** TO BE DONE **
Replace "chevron-down-icon" with "caret-down-icon" in the records. Begin at the first line of the records, stop after the line that contains "skull-logo-icon[interactable] (60, 12, 92, 46)", and give back only those lines with everything else unchanged.

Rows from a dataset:
— begin —

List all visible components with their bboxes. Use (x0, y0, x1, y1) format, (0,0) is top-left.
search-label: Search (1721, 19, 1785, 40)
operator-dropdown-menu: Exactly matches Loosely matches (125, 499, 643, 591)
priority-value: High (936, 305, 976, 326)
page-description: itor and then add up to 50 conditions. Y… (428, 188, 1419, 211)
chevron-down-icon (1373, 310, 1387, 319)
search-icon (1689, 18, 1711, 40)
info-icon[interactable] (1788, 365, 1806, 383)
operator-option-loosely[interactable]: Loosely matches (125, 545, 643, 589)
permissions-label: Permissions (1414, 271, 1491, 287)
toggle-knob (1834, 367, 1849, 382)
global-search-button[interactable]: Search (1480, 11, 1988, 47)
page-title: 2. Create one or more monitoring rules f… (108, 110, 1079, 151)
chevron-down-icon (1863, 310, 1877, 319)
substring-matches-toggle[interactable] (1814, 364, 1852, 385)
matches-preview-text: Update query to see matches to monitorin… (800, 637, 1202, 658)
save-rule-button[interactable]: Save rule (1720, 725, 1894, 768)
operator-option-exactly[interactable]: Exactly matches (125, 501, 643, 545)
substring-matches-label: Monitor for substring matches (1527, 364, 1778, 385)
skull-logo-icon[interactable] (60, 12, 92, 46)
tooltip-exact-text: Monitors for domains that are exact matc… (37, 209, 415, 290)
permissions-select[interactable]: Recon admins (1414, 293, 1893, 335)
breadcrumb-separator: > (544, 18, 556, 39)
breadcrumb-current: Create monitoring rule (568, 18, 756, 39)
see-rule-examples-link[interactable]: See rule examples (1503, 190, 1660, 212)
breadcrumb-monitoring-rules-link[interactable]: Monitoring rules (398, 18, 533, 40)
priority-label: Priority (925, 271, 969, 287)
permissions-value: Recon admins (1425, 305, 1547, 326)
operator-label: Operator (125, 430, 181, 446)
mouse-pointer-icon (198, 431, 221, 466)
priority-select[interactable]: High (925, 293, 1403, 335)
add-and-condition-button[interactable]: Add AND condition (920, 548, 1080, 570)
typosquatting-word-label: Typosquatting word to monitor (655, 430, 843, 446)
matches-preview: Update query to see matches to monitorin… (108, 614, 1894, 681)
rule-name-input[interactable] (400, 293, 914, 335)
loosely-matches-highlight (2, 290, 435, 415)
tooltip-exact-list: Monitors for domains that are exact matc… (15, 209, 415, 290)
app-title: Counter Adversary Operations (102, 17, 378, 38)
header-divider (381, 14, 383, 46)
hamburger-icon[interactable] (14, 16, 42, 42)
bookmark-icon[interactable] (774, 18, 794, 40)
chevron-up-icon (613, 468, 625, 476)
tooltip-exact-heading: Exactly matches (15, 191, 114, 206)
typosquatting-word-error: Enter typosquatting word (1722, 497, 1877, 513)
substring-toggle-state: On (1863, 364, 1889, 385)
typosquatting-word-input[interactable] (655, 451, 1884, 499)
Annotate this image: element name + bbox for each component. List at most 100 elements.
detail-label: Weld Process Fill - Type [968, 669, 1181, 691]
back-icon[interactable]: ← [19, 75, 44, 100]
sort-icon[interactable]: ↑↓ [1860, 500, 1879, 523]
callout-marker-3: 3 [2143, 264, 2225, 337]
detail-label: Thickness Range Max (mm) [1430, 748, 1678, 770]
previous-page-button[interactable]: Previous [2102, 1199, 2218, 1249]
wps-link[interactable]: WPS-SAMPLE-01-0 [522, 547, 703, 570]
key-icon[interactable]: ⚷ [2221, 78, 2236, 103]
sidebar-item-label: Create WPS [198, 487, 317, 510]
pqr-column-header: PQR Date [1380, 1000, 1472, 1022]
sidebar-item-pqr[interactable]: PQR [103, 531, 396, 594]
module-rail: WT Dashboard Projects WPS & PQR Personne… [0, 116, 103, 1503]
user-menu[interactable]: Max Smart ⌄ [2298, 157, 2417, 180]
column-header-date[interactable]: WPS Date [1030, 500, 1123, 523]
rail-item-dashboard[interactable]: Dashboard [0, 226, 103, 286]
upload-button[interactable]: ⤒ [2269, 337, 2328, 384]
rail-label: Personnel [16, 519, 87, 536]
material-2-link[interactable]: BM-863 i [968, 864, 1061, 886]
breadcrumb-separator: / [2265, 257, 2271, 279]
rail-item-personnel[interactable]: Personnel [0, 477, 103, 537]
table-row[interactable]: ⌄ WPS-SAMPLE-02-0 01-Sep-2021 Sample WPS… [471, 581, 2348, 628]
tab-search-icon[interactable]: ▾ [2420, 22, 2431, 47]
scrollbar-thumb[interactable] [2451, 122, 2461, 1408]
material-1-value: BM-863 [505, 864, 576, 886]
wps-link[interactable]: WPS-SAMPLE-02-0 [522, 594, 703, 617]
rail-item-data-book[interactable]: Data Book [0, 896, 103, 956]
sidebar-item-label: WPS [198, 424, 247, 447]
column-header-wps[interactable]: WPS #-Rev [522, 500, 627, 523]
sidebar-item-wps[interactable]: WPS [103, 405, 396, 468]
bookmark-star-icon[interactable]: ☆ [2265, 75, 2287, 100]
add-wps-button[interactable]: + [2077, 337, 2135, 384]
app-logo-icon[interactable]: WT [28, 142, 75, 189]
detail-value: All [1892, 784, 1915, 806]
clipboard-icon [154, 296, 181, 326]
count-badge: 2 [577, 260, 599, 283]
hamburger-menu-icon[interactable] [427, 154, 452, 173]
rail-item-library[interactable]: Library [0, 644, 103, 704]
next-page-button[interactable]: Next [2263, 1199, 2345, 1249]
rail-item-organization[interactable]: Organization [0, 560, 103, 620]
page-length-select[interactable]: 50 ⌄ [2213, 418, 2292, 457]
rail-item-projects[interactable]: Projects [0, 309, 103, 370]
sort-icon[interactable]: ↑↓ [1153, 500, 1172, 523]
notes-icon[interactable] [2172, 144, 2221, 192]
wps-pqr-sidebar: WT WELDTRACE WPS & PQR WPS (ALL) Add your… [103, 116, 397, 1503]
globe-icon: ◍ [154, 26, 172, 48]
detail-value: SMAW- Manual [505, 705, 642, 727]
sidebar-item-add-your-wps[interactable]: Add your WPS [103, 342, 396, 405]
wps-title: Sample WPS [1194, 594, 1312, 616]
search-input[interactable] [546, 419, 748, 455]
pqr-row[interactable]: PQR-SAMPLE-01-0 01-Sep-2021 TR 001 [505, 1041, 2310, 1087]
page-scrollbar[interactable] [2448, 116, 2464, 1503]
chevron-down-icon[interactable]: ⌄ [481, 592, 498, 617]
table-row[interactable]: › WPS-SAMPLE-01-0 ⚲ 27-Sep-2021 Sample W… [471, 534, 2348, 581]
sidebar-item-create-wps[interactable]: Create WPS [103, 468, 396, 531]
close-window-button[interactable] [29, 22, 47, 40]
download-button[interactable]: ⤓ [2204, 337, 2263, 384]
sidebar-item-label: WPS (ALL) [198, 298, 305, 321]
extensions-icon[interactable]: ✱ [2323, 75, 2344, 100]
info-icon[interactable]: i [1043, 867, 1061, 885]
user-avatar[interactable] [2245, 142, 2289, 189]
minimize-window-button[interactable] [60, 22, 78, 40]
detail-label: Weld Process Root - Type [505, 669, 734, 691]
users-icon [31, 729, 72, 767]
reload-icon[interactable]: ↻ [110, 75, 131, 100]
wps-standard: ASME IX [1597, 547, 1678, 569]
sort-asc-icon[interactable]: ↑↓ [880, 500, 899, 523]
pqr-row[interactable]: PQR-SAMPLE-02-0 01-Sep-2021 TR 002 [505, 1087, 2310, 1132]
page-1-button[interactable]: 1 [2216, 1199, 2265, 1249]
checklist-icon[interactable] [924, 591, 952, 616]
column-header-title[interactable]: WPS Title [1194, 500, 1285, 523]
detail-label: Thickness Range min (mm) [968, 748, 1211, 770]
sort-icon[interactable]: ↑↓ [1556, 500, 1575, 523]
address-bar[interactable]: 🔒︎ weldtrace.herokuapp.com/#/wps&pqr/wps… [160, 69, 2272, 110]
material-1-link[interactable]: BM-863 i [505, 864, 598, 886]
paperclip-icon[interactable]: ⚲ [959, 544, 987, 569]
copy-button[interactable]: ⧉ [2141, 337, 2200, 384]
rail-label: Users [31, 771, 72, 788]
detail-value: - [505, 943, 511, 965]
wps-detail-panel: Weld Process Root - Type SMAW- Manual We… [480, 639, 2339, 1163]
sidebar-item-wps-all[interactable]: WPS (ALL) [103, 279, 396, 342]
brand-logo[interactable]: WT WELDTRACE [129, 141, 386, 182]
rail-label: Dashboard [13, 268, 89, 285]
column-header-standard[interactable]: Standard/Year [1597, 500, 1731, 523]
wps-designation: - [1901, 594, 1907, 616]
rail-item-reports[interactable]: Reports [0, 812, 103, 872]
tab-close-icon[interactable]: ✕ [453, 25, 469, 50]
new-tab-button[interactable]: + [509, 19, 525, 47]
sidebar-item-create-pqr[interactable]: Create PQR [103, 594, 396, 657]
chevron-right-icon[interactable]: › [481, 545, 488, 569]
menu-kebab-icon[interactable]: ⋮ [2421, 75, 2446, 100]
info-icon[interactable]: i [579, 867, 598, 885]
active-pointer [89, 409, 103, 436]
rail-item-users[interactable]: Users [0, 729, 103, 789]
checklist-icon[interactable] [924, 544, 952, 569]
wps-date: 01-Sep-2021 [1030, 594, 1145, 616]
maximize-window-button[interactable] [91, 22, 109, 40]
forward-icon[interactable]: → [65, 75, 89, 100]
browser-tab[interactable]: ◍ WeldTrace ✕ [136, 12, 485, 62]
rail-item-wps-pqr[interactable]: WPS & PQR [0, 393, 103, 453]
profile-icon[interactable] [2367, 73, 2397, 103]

— end —

** SOLUTION TO THIS PROBLEM **
List all visible components with their bboxes. Use (x0, y0, x1, y1) format, (0,0) is top-left.
search-label: Search (1721, 19, 1785, 40)
operator-dropdown-menu: Exactly matches Loosely matches (125, 499, 643, 591)
priority-value: High (936, 305, 976, 326)
page-description: itor and then add up to 50 conditions. Y… (428, 188, 1419, 211)
caret-down-icon (1373, 310, 1387, 319)
search-icon (1689, 18, 1711, 40)
info-icon[interactable] (1788, 365, 1806, 383)
operator-option-loosely[interactable]: Loosely matches (125, 545, 643, 589)
permissions-label: Permissions (1414, 271, 1491, 287)
toggle-knob (1834, 367, 1849, 382)
global-search-button[interactable]: Search (1480, 11, 1988, 47)
page-title: 2. Create one or more monitoring rules f… (108, 110, 1079, 151)
caret-down-icon (1863, 310, 1877, 319)
substring-matches-toggle[interactable] (1814, 364, 1852, 385)
matches-preview-text: Update query to see matches to monitorin… (800, 637, 1202, 658)
save-rule-button[interactable]: Save rule (1720, 725, 1894, 768)
operator-option-exactly[interactable]: Exactly matches (125, 501, 643, 545)
substring-matches-label: Monitor for substring matches (1527, 364, 1778, 385)
skull-logo-icon[interactable] (60, 12, 92, 46)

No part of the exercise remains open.